■ **EXERCISE OBJECTIVE**: Look at the entries below and reproduce them exactly.

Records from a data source

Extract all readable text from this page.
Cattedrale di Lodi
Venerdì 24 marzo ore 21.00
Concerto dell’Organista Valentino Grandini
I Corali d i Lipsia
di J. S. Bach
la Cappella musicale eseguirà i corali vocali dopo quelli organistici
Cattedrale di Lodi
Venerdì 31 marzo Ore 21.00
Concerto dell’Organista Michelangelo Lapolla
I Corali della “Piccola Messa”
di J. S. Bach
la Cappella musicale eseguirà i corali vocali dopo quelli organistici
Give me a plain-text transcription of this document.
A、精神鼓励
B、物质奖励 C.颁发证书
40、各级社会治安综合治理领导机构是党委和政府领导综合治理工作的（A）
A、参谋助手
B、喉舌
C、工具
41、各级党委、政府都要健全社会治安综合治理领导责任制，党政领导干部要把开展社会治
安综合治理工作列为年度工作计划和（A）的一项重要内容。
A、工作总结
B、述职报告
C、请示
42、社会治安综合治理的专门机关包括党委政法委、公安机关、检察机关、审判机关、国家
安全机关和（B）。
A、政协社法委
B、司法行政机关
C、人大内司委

■ **SOLUTION TO THE PROBLEM**:
Extract all readable text from this page.
Cattedrale di Lodi
Venerdì 24 marzo ore 21.00
Concerto dell’Organista Valentino Grandini
I Corali d i Lipsia
di J. S. Bach
la Cappella musicale eseguirà i corali vocali dopo quelli organistici
Cattedrale di Lodi
Venerdì 31 marzo Ore 21.00
Concerto dell’Organista Michelangelo Lapolla
I Corali della “Piccola Messa”
di J. S. Bach
la Cappella musicale eseguirà i corali vocali dopo quelli organistici
Give me a plain-text transcription of this document.
A、精神鼓励
B、物质奖励 C.颁发证书
40、各级社会治安综合治理领导机构是党委和政府领导综合治理工作的（A）
A、参谋助手
B、喉舌
C、工具
41、各级党委、政府都要健全社会治安综合治理领导责任制，党政领导干部要把开展社会治
安综合治理工作列为年度工作计划和（A）的一项重要内容。
A、工作总结
B、述职报告
C、请示
42、社会治安综合治理的专门机关包括党委政法委、公安机关、检察机关、审判机关、国家
安全机关和（B）。
A、政协社法委
B、司法行政机关
C、人大内司委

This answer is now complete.